Task input
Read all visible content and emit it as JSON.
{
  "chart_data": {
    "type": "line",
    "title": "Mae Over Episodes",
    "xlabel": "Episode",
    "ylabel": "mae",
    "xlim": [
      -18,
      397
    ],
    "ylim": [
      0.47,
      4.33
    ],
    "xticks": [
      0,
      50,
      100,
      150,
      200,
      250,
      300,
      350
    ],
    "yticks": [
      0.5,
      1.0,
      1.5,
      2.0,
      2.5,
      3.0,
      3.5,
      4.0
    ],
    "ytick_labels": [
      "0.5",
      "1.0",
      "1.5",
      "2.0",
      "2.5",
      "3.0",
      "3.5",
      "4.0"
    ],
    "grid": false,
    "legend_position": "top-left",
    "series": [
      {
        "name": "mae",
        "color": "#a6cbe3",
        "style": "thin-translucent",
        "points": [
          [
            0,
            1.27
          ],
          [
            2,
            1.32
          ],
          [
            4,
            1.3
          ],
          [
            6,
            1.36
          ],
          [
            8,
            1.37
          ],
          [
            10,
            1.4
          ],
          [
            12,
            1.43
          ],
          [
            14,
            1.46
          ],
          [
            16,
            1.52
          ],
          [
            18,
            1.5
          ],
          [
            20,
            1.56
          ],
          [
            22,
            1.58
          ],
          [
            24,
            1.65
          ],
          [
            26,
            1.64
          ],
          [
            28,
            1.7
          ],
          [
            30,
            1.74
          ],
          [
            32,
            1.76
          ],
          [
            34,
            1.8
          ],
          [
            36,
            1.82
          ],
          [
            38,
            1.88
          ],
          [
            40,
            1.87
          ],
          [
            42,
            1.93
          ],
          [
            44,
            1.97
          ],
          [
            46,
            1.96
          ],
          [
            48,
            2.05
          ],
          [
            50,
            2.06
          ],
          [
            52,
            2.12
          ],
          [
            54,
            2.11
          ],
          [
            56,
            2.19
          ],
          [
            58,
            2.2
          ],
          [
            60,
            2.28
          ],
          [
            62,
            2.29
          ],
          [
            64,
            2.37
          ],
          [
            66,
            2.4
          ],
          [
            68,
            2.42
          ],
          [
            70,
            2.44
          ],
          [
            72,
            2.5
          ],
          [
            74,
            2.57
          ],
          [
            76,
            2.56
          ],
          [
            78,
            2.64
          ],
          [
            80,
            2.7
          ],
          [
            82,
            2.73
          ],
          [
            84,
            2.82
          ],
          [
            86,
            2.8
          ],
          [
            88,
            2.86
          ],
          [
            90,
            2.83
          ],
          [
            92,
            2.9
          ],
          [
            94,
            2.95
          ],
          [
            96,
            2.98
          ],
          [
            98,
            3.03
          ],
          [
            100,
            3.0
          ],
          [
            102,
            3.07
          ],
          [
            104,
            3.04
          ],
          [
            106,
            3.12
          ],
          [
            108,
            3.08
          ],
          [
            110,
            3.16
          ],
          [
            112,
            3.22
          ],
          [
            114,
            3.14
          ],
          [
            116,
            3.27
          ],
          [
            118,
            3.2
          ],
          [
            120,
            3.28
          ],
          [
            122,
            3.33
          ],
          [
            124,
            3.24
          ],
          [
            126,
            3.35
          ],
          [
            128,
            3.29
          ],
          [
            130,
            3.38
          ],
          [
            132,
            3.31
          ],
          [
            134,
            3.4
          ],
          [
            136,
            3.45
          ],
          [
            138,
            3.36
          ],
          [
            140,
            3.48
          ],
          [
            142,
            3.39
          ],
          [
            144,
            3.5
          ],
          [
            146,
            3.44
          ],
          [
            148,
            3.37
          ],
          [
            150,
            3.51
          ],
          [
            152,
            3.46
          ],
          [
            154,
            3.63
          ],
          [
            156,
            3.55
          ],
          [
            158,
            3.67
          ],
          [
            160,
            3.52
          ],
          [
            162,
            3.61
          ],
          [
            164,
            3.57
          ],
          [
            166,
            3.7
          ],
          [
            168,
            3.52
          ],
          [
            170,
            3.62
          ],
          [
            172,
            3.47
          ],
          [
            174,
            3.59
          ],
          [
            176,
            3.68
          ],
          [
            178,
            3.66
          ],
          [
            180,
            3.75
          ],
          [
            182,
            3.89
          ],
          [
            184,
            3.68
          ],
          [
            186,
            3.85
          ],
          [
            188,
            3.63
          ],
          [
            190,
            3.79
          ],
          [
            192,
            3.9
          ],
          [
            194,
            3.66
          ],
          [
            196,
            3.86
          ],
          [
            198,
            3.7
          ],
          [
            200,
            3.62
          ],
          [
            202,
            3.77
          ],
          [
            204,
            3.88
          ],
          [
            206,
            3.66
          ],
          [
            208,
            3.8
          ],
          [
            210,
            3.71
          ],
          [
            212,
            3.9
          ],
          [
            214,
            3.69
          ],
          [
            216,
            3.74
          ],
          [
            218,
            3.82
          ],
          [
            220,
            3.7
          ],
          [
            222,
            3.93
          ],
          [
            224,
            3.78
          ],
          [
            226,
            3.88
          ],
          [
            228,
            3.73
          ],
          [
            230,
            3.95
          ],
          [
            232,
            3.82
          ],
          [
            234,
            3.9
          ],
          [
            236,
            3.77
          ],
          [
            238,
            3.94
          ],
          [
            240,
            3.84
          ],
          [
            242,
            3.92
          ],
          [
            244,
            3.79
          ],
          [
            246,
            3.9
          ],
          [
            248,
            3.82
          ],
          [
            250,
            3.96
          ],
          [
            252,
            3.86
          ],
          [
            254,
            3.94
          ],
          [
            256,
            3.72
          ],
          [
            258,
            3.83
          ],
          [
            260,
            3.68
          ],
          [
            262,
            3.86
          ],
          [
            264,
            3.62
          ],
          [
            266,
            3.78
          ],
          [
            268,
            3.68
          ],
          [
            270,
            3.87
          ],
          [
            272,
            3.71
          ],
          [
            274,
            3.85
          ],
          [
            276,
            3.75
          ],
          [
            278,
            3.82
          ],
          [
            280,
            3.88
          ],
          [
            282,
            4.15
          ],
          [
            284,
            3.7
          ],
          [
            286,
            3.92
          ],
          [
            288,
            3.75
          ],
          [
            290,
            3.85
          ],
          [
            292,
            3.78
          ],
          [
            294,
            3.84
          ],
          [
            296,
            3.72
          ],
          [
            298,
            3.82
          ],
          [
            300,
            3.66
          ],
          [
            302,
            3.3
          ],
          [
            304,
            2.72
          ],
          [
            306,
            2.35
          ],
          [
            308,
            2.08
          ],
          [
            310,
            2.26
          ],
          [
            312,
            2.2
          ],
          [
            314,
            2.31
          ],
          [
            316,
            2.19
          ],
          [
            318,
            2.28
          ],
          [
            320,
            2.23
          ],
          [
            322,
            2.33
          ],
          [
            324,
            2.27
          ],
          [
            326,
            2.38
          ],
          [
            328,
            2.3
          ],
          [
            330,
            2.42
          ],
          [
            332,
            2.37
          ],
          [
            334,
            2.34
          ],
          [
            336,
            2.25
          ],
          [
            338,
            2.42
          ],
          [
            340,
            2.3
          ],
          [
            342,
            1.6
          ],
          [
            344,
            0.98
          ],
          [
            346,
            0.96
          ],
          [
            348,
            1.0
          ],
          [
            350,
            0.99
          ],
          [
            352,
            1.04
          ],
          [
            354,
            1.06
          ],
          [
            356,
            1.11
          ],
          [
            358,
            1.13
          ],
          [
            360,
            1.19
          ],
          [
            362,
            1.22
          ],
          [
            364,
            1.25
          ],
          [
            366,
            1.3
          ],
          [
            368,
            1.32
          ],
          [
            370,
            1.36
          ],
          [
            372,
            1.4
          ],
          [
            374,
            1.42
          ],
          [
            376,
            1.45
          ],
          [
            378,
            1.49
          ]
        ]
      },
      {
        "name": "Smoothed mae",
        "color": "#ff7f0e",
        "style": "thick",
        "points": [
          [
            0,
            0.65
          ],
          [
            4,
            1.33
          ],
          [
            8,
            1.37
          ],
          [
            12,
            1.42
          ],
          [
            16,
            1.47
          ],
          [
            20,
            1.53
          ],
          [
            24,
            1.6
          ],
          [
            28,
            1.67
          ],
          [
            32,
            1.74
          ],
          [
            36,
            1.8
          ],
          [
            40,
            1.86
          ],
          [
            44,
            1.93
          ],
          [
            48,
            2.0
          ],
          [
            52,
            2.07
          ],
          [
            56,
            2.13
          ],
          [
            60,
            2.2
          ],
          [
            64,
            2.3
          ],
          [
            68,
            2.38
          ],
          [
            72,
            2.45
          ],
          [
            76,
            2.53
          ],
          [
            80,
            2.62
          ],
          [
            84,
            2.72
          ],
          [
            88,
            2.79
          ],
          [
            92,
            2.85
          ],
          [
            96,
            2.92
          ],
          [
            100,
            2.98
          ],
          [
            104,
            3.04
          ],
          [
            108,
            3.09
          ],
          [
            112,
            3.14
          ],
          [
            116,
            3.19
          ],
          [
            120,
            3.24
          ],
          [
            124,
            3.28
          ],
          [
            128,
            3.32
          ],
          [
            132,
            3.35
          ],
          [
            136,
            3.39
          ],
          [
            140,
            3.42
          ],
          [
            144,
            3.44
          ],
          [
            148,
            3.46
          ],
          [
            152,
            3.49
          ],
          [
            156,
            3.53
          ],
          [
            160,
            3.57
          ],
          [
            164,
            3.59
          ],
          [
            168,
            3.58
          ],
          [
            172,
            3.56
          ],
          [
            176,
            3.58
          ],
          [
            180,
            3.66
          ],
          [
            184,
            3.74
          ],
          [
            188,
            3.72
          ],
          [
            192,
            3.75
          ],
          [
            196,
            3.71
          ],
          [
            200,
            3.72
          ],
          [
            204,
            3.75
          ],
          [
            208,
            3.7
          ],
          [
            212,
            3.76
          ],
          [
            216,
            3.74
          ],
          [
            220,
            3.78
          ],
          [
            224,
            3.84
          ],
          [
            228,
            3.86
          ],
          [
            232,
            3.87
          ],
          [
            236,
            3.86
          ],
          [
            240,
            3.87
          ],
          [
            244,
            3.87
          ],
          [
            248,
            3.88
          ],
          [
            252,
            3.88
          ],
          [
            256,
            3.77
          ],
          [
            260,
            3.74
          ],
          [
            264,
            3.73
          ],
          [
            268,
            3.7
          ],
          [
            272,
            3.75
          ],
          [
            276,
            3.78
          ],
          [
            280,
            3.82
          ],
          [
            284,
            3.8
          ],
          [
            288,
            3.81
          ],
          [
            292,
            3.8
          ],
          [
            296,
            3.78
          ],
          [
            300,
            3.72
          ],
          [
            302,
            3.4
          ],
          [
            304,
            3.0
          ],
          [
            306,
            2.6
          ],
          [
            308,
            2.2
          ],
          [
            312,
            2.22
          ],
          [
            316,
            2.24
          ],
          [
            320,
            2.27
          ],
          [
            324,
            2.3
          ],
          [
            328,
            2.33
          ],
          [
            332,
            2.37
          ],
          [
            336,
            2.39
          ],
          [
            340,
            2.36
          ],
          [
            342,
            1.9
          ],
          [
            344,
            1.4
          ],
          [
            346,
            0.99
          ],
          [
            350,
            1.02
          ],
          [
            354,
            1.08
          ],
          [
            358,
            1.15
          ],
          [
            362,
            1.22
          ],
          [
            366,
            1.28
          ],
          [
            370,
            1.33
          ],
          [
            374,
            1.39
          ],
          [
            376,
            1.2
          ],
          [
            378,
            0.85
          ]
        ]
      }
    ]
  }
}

Problem
Look for "style" and pull out every line that has it.

Solution for this exercise
        "style": "thin-translucent",
        "style": "thick",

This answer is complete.